Look through the listing and locate every line containing the word "JSON"; copy those lines.

** Begin **

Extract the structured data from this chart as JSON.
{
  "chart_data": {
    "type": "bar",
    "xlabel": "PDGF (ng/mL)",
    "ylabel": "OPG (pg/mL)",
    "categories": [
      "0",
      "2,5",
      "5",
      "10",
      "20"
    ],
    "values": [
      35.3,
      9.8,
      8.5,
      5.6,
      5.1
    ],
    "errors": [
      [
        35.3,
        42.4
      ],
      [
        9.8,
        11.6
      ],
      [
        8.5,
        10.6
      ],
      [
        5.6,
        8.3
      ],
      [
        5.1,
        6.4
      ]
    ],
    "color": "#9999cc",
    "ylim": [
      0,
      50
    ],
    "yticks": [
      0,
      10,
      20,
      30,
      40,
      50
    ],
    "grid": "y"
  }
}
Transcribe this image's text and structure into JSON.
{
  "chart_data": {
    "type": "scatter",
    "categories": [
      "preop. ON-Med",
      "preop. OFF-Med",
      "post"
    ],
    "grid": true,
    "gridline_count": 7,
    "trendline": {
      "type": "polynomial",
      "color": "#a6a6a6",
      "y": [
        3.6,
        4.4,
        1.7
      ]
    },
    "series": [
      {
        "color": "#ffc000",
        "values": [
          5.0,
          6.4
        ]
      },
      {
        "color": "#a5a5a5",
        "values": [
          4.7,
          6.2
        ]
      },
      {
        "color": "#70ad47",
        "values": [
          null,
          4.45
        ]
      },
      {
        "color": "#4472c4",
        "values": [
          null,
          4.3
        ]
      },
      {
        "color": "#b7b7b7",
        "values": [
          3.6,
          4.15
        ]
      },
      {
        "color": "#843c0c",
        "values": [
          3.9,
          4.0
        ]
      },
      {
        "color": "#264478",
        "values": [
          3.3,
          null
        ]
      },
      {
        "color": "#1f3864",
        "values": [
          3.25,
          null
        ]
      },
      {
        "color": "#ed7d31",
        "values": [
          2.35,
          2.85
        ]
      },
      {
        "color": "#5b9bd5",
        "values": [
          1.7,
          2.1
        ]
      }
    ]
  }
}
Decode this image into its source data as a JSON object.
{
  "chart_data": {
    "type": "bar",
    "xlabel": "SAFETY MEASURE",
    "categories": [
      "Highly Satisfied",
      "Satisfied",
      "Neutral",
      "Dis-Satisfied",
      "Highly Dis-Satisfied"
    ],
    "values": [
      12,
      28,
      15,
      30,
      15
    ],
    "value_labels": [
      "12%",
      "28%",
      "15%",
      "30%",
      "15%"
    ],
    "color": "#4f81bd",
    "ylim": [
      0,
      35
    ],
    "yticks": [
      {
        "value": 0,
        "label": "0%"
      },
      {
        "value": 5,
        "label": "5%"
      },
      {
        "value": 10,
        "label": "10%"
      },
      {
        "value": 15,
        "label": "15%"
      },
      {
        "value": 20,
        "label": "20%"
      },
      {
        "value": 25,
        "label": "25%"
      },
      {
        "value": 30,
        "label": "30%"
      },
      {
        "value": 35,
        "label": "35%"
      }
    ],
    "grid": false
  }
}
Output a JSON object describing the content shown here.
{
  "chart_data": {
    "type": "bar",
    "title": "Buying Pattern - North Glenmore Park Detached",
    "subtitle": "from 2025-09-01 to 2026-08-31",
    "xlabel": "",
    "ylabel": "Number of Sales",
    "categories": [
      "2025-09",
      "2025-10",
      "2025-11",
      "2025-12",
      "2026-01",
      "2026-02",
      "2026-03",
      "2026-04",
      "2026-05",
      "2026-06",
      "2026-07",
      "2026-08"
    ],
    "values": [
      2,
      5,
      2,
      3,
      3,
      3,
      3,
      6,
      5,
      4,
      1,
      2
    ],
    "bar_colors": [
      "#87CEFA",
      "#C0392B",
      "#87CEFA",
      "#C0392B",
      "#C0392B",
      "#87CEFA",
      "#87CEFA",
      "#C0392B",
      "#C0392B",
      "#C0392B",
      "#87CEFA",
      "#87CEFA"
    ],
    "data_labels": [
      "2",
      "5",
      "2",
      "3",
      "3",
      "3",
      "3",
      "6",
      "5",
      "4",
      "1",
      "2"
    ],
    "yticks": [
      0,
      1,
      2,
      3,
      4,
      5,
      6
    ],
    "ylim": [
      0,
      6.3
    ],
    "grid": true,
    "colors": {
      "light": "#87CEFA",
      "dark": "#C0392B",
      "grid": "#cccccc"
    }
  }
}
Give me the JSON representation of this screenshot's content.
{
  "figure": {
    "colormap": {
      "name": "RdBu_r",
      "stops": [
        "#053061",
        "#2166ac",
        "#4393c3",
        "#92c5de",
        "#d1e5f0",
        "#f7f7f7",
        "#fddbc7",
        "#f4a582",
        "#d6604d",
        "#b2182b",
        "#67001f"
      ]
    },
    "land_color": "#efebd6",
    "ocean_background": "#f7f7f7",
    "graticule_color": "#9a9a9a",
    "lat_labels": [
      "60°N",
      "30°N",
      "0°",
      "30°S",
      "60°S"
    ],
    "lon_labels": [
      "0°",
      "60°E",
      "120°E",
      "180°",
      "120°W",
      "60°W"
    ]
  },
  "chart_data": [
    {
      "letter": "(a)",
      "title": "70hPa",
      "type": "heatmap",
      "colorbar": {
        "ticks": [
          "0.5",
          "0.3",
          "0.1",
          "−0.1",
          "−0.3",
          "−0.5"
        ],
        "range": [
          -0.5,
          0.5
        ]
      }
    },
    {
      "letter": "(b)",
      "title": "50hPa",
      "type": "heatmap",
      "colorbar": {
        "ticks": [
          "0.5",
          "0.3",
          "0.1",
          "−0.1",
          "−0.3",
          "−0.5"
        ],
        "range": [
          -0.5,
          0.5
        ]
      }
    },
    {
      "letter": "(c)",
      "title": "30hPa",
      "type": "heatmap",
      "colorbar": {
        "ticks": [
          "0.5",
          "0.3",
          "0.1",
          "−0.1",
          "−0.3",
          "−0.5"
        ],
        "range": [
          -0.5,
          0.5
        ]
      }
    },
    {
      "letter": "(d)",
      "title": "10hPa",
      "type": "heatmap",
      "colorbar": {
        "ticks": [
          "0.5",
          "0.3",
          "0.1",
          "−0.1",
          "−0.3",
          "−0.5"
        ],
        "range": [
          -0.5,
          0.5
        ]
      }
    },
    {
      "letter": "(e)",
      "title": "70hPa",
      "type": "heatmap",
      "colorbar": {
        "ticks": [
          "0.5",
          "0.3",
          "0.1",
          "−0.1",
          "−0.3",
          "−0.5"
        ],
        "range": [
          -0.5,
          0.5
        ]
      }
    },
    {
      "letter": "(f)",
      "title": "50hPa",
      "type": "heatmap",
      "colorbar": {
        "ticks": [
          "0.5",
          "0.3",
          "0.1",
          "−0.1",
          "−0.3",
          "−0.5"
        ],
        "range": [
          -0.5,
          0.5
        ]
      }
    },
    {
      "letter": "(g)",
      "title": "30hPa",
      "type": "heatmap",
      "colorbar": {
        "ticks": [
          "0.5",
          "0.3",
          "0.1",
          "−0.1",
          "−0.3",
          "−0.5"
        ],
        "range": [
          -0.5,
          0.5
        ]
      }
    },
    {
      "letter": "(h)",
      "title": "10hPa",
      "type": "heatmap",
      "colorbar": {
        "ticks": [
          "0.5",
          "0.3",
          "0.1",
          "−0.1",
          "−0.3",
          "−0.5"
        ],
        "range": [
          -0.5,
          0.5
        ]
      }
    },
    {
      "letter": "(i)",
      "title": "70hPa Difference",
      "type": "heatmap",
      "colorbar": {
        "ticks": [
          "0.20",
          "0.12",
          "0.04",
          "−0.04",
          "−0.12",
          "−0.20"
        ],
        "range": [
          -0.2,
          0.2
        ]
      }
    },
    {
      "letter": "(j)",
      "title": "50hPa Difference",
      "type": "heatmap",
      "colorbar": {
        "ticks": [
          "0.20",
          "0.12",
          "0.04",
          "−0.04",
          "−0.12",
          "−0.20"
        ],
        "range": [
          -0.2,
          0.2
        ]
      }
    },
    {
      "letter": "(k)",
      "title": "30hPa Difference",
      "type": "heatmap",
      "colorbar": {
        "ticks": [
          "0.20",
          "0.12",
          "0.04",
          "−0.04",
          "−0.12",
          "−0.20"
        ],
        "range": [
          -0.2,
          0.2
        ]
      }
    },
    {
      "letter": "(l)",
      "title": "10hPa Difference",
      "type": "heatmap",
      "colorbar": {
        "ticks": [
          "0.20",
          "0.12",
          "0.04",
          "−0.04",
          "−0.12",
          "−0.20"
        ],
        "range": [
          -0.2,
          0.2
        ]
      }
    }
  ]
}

** End **

[RESULT]:
Extract the structured data from this chart as JSON.
Transcribe this image's text and structure into JSON.
Decode this image into its source data as a JSON object.
Output a JSON object describing the content shown here.
Give me the JSON representation of this screenshot's content.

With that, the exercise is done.